DESCRIPTION OF THE TASK> Repeat every entry word for word, skipping the pictures.

Data entries for graphics>
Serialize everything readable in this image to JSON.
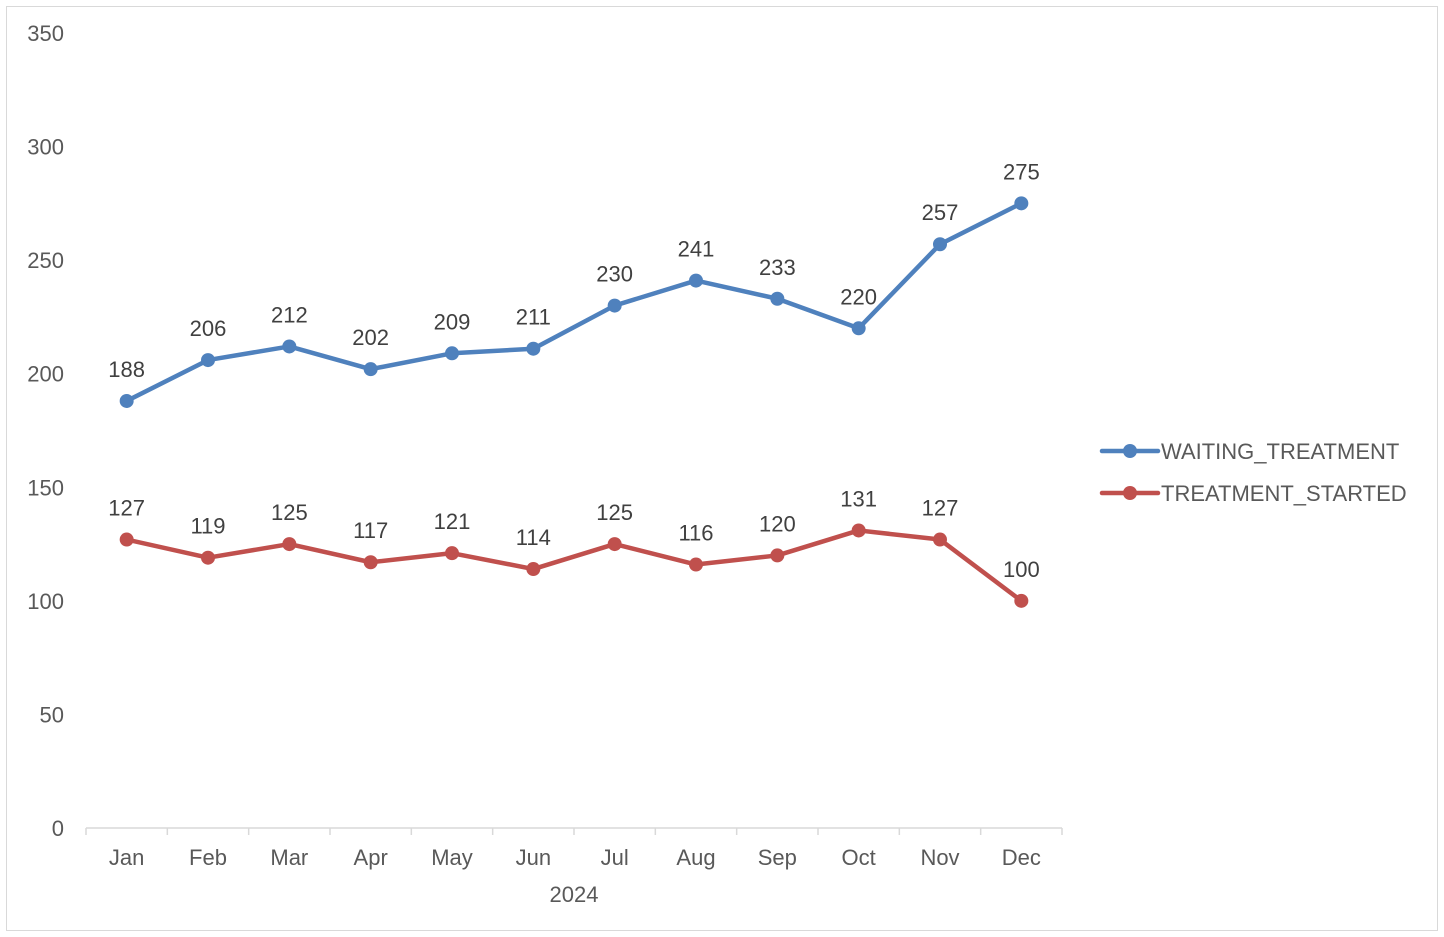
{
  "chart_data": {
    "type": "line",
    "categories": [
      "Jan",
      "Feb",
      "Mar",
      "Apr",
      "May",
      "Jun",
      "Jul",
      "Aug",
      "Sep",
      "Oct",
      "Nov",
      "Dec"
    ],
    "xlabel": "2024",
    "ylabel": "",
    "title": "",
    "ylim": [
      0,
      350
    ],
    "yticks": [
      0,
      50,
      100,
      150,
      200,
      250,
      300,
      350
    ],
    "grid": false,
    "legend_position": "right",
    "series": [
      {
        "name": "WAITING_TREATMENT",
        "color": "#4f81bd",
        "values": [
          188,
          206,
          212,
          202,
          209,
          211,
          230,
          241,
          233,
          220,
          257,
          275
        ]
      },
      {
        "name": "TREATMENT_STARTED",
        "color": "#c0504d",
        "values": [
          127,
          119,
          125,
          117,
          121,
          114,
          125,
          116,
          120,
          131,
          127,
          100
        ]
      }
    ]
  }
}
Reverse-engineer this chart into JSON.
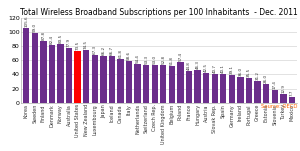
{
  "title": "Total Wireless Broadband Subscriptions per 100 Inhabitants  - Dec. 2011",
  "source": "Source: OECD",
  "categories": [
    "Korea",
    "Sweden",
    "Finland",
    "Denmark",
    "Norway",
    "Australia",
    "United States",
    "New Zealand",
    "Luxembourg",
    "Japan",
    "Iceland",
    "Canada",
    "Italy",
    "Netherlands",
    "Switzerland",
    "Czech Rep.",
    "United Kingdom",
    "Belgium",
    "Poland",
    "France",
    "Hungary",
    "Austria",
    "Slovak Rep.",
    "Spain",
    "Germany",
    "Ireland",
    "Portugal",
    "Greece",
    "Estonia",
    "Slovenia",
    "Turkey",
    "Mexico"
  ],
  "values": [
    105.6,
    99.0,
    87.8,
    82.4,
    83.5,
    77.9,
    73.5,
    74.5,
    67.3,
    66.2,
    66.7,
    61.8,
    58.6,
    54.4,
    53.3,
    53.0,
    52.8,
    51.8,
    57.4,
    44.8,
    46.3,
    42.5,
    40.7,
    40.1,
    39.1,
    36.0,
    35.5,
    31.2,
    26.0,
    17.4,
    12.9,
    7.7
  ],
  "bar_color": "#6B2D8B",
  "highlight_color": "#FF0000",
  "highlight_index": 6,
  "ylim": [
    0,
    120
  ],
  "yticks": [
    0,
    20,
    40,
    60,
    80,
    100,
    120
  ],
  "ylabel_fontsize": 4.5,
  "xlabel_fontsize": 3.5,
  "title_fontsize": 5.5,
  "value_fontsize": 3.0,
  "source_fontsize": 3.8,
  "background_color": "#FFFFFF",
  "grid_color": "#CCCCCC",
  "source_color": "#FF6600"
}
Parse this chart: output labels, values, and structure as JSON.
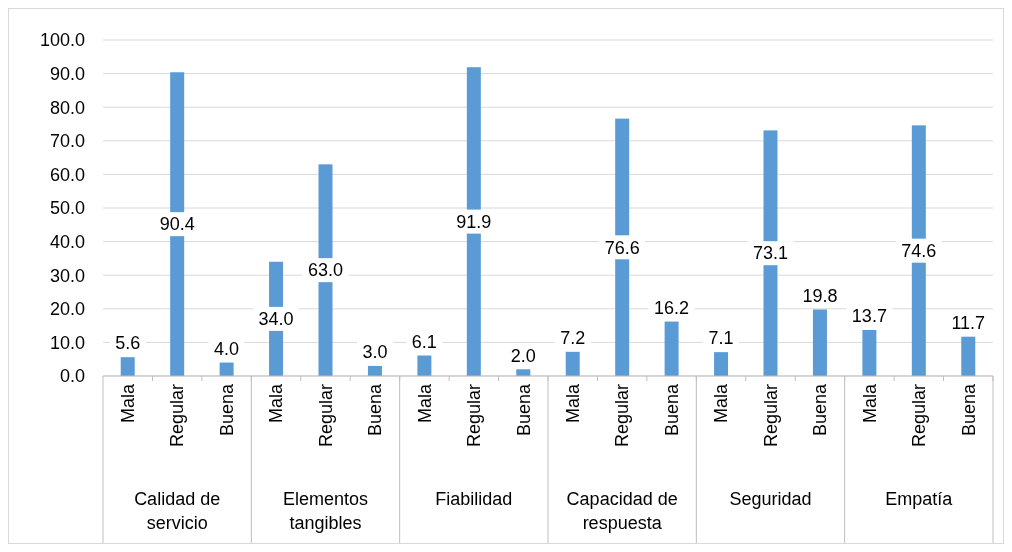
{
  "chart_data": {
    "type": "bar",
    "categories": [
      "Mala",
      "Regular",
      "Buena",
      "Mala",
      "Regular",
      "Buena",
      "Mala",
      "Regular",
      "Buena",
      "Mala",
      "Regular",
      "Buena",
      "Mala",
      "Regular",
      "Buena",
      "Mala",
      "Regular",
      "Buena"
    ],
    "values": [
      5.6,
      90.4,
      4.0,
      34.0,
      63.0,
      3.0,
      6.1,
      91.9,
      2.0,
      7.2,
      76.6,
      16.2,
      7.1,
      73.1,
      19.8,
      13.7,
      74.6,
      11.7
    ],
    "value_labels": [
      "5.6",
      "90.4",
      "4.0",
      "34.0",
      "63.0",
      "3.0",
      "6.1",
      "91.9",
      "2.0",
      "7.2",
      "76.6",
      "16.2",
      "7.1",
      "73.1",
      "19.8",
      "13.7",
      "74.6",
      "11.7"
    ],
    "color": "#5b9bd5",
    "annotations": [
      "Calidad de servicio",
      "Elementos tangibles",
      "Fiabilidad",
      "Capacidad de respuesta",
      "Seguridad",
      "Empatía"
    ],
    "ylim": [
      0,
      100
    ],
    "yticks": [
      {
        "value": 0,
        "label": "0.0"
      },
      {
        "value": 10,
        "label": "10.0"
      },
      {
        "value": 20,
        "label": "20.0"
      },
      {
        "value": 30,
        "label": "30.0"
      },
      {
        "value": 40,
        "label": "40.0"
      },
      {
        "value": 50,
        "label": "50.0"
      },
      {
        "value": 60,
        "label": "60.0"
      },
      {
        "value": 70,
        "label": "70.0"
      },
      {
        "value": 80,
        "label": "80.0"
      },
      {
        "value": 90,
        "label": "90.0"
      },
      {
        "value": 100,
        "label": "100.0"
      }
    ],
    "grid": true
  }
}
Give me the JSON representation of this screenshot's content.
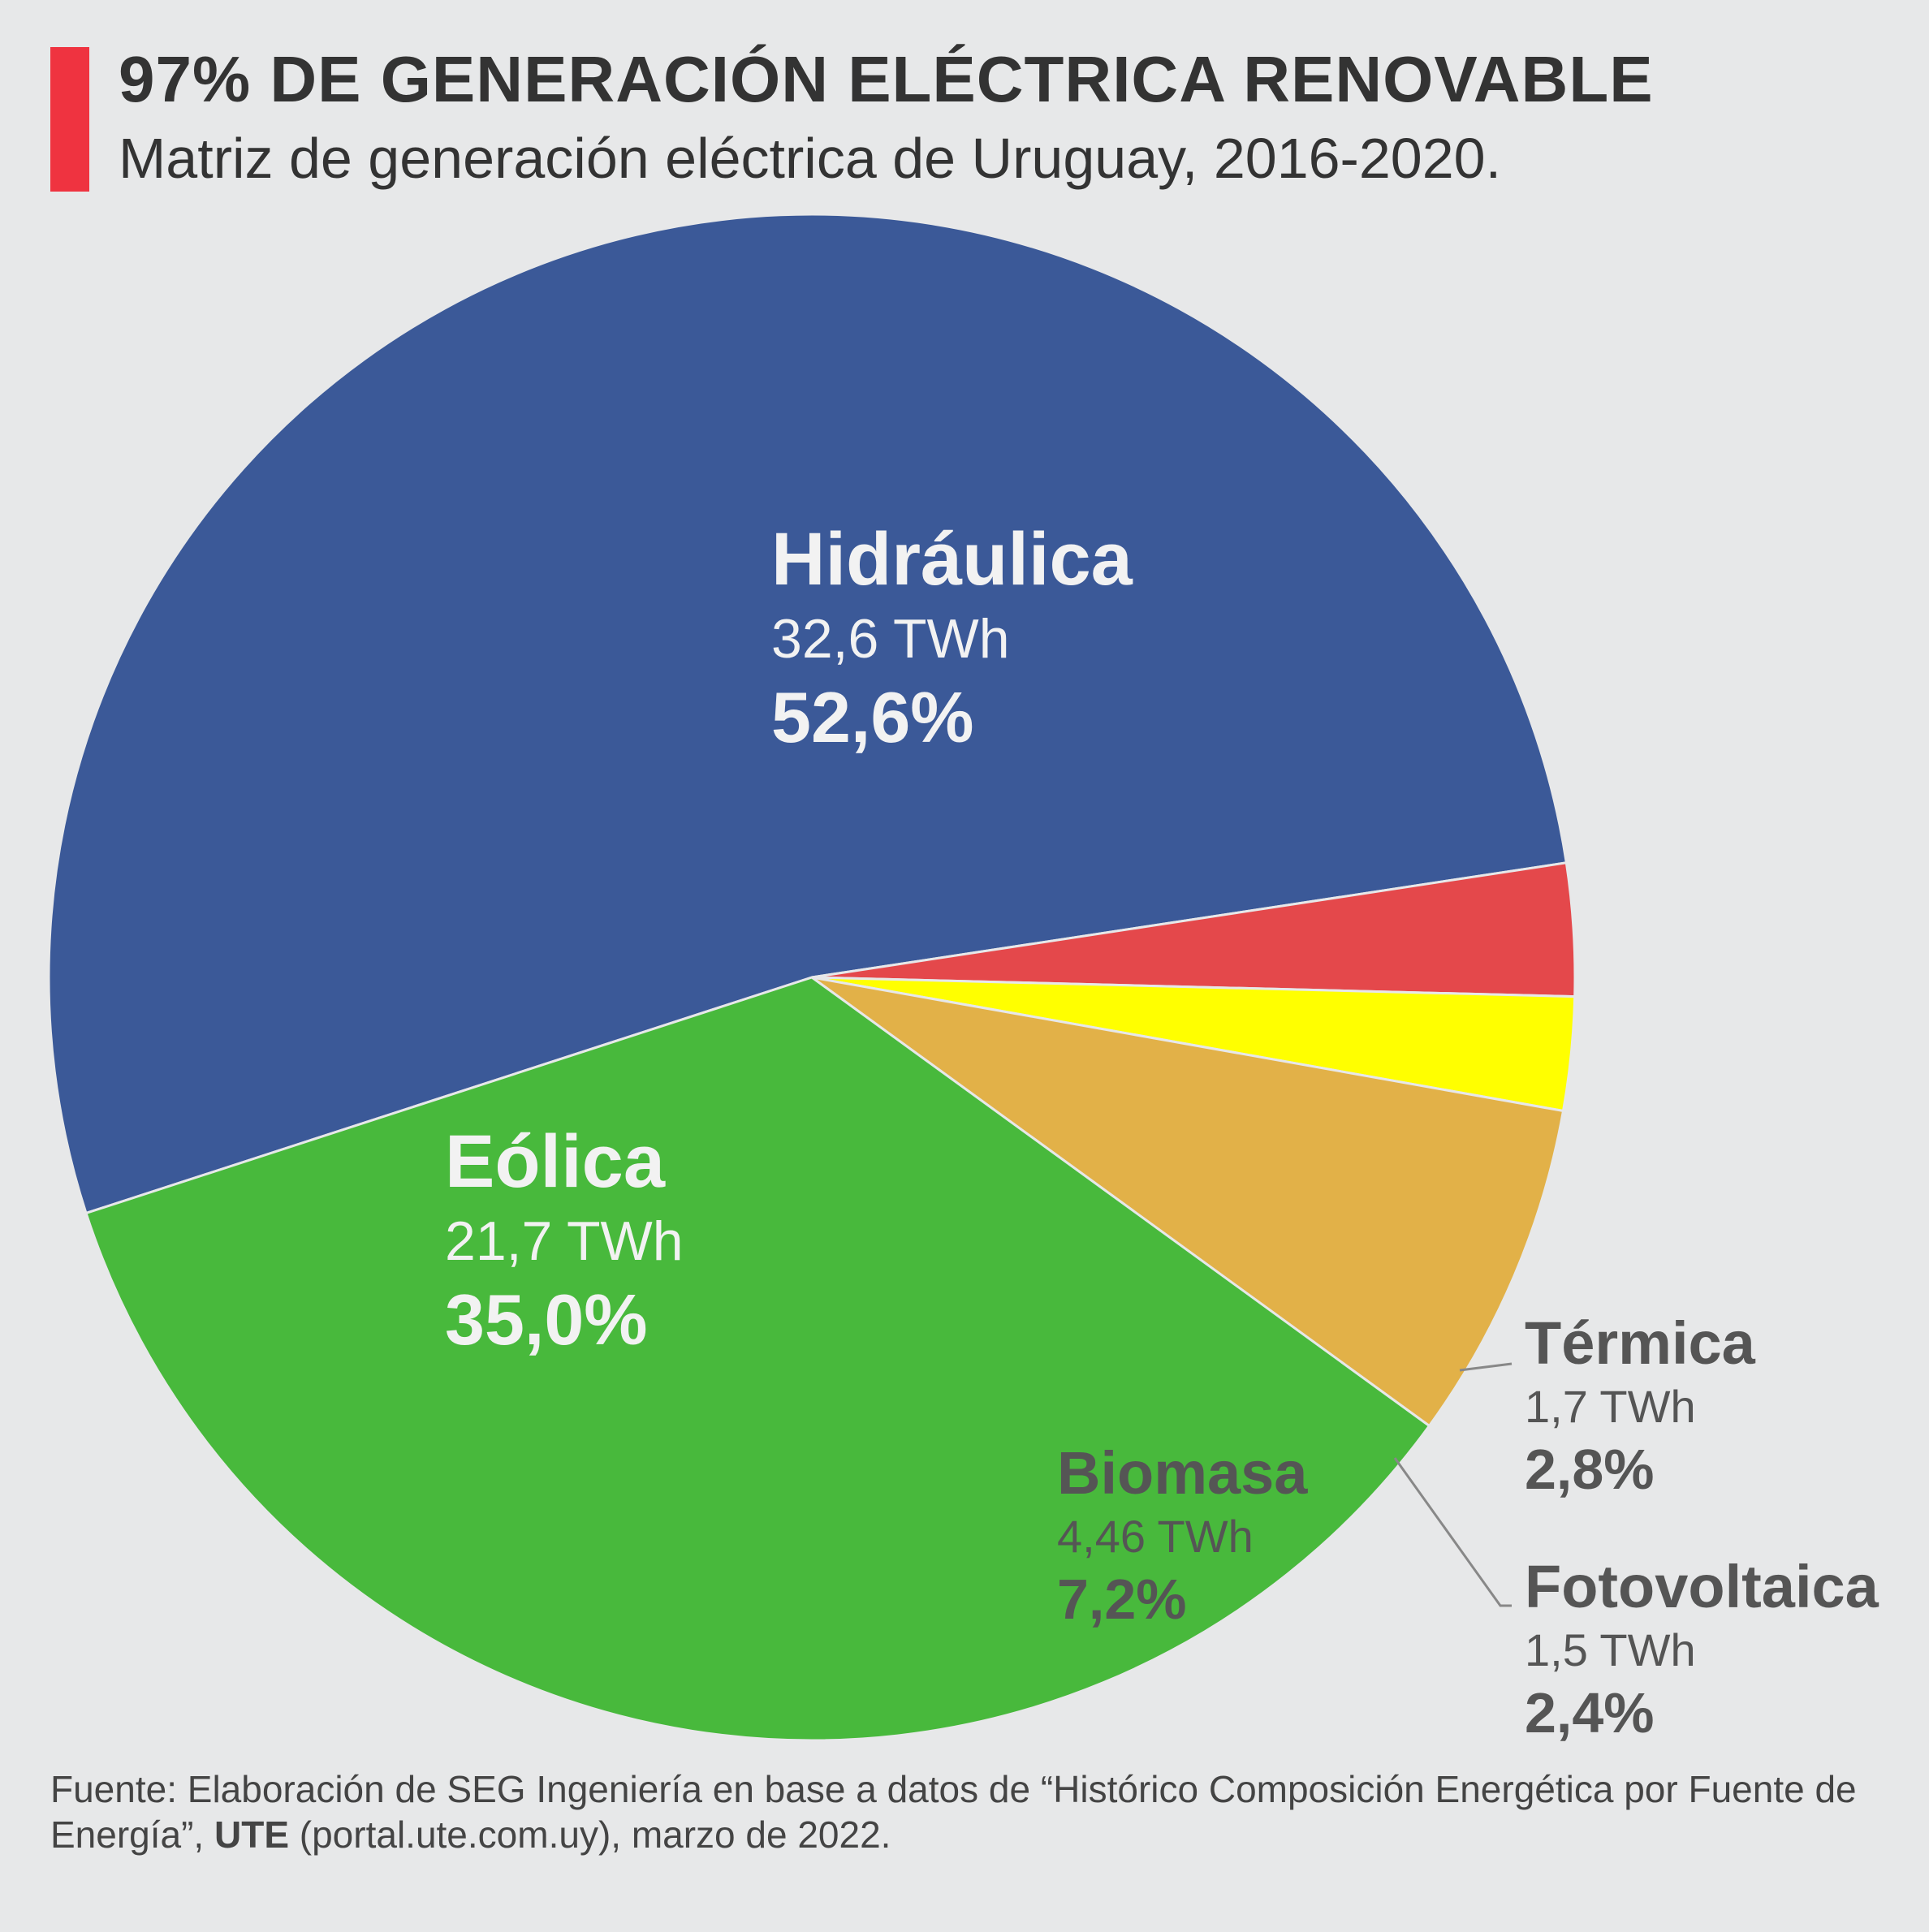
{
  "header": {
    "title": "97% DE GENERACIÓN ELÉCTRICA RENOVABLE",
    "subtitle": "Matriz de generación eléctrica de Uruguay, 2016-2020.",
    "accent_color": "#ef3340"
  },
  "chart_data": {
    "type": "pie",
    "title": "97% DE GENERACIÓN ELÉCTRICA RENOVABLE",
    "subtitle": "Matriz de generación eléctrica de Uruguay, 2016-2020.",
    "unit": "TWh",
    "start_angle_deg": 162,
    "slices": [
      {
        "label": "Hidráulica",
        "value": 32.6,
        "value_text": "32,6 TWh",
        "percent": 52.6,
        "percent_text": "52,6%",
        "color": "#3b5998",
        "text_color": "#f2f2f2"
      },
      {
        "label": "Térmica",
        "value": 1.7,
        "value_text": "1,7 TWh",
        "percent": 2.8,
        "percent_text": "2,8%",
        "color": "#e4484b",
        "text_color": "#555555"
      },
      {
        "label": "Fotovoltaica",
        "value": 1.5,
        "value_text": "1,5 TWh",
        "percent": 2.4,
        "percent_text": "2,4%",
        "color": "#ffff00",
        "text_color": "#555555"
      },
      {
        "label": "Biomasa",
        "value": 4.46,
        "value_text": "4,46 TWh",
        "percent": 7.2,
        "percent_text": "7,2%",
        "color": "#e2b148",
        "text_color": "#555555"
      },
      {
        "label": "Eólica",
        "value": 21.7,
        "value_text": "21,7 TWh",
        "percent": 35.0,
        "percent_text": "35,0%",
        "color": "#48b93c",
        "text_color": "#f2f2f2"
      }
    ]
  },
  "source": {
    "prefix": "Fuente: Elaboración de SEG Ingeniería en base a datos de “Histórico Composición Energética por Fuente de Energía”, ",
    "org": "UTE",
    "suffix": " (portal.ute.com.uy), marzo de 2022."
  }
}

IN RESPONSE>
Serialize everything readable in this image to JSON.
{
  "chart_data": {
    "type": "line",
    "categories": [
      "Jan",
      "Feb",
      "Mar",
      "Apr",
      "May",
      "Jun",
      "Jul",
      "Aug",
      "Sep",
      "Oct",
      "Nov",
      "Dec"
    ],
    "xlabel": "2024",
    "ylabel": "",
    "title": "",
    "ylim": [
      0,
      350
    ],
    "yticks": [
      0,
      50,
      100,
      150,
      200,
      250,
      300,
      350
    ],
    "grid": false,
    "legend_position": "right",
    "series": [
      {
        "name": "WAITING_TREATMENT",
        "color": "#4f81bd",
        "values": [
          188,
          206,
          212,
          202,
          209,
          211,
          230,
          241,
          233,
          220,
          257,
          275
        ]
      },
      {
        "name": "TREATMENT_STARTED",
        "color": "#c0504d",
        "values": [
          127,
          119,
          125,
          117,
          121,
          114,
          125,
          116,
          120,
          131,
          127,
          100
        ]
      }
    ]
  }
}
Reverse-engineer this chart into JSON.
{
  "title": "Total Wireless Broadband Subscriptions per 100 Inhabitants  - Dec. 2011",
  "source": "Source: OECD",
  "categories": [
    "Korea",
    "Sweden",
    "Finland",
    "Denmark",
    "Norway",
    "Australia",
    "United States",
    "New Zealand",
    "Luxembourg",
    "Japan",
    "Iceland",
    "Canada",
    "Italy",
    "Netherlands",
    "Switzerland",
    "Czech Rep.",
    "United Kingdom",
    "Belgium",
    "Poland",
    "France",
    "Hungary",
    "Austria",
    "Slovak Rep.",
    "Spain",
    "Germany",
    "Ireland",
    "Portugal",
    "Greece",
    "Estonia",
    "Slovenia",
    "Turkey",
    "Mexico"
  ],
  "values": [
    105.6,
    99.0,
    87.8,
    82.4,
    83.5,
    77.9,
    73.5,
    74.5,
    67.3,
    66.2,
    66.7,
    61.8,
    58.6,
    54.4,
    53.3,
    53.0,
    52.8,
    51.8,
    57.4,
    44.8,
    46.3,
    42.5,
    40.7,
    40.1,
    39.1,
    36.0,
    35.5,
    31.2,
    26.0,
    17.4,
    12.9,
    7.7
  ],
  "bar_color": "#6B2D8B",
  "highlight_color": "#FF0000",
  "highlight_index": 6,
  "ylim": [
    0,
    120
  ],
  "yticks": [
    0,
    20,
    40,
    60,
    80,
    100,
    120
  ],
  "ylabel_fontsize": 4.5,
  "xlabel_fontsize": 3.5,
  "title_fontsize": 5.5,
  "value_fontsize": 3.0,
  "source_fontsize": 3.8,
  "background_color": "#FFFFFF",
  "grid_color": "#CCCCCC",
  "source_color": "#FF6600"
}
Parse this chart: output labels, values, and structure as JSON.
{
  "chart_data": {
    "type": "bar",
    "categories": [
      "Mala",
      "Regular",
      "Buena",
      "Mala",
      "Regular",
      "Buena",
      "Mala",
      "Regular",
      "Buena",
      "Mala",
      "Regular",
      "Buena",
      "Mala",
      "Regular",
      "Buena",
      "Mala",
      "Regular",
      "Buena"
    ],
    "values": [
      5.6,
      90.4,
      4.0,
      34.0,
      63.0,
      3.0,
      6.1,
      91.9,
      2.0,
      7.2,
      76.6,
      16.2,
      7.1,
      73.1,
      19.8,
      13.7,
      74.6,
      11.7
    ],
    "value_labels": [
      "5.6",
      "90.4",
      "4.0",
      "34.0",
      "63.0",
      "3.0",
      "6.1",
      "91.9",
      "2.0",
      "7.2",
      "76.6",
      "16.2",
      "7.1",
      "73.1",
      "19.8",
      "13.7",
      "74.6",
      "11.7"
    ],
    "color": "#5b9bd5",
    "annotations": [
      "Calidad de servicio",
      "Elementos tangibles",
      "Fiabilidad",
      "Capacidad de respuesta",
      "Seguridad",
      "Empatía"
    ],
    "ylim": [
      0,
      100
    ],
    "yticks": [
      {
        "value": 0,
        "label": "0.0"
      },
      {
        "value": 10,
        "label": "10.0"
      },
      {
        "value": 20,
        "label": "20.0"
      },
      {
        "value": 30,
        "label": "30.0"
      },
      {
        "value": 40,
        "label": "40.0"
      },
      {
        "value": 50,
        "label": "50.0"
      },
      {
        "value": 60,
        "label": "60.0"
      },
      {
        "value": 70,
        "label": "70.0"
      },
      {
        "value": 80,
        "label": "80.0"
      },
      {
        "value": 90,
        "label": "90.0"
      },
      {
        "value": 100,
        "label": "100.0"
      }
    ],
    "grid": true
  }
}
Give me the JSON representation of this screenshot's content.
{
  "header": {
    "title": "97% DE GENERACIÓN ELÉCTRICA RENOVABLE",
    "subtitle": "Matriz de generación eléctrica de Uruguay, 2016-2020.",
    "accent_color": "#ef3340"
  },
  "chart_data": {
    "type": "pie",
    "title": "97% DE GENERACIÓN ELÉCTRICA RENOVABLE",
    "subtitle": "Matriz de generación eléctrica de Uruguay, 2016-2020.",
    "unit": "TWh",
    "start_angle_deg": 162,
    "slices": [
      {
        "label": "Hidráulica",
        "value": 32.6,
        "value_text": "32,6 TWh",
        "percent": 52.6,
        "percent_text": "52,6%",
        "color": "#3b5998",
        "text_color": "#f2f2f2"
      },
      {
        "label": "Térmica",
        "value": 1.7,
        "value_text": "1,7 TWh",
        "percent": 2.8,
        "percent_text": "2,8%",
        "color": "#e4484b",
        "text_color": "#555555"
      },
      {
        "label": "Fotovoltaica",
        "value": 1.5,
        "value_text": "1,5 TWh",
        "percent": 2.4,
        "percent_text": "2,4%",
        "color": "#ffff00",
        "text_color": "#555555"
      },
      {
        "label": "Biomasa",
        "value": 4.46,
        "value_text": "4,46 TWh",
        "percent": 7.2,
        "percent_text": "7,2%",
        "color": "#e2b148",
        "text_color": "#555555"
      },
      {
        "label": "Eólica",
        "value": 21.7,
        "value_text": "21,7 TWh",
        "percent": 35.0,
        "percent_text": "35,0%",
        "color": "#48b93c",
        "text_color": "#f2f2f2"
      }
    ]
  },
  "source": {
    "prefix": "Fuente: Elaboración de SEG Ingeniería en base a datos de “Histórico Composición Energética por Fuente de Energía”, ",
    "org": "UTE",
    "suffix": " (portal.ute.com.uy), marzo de 2022."
  }
}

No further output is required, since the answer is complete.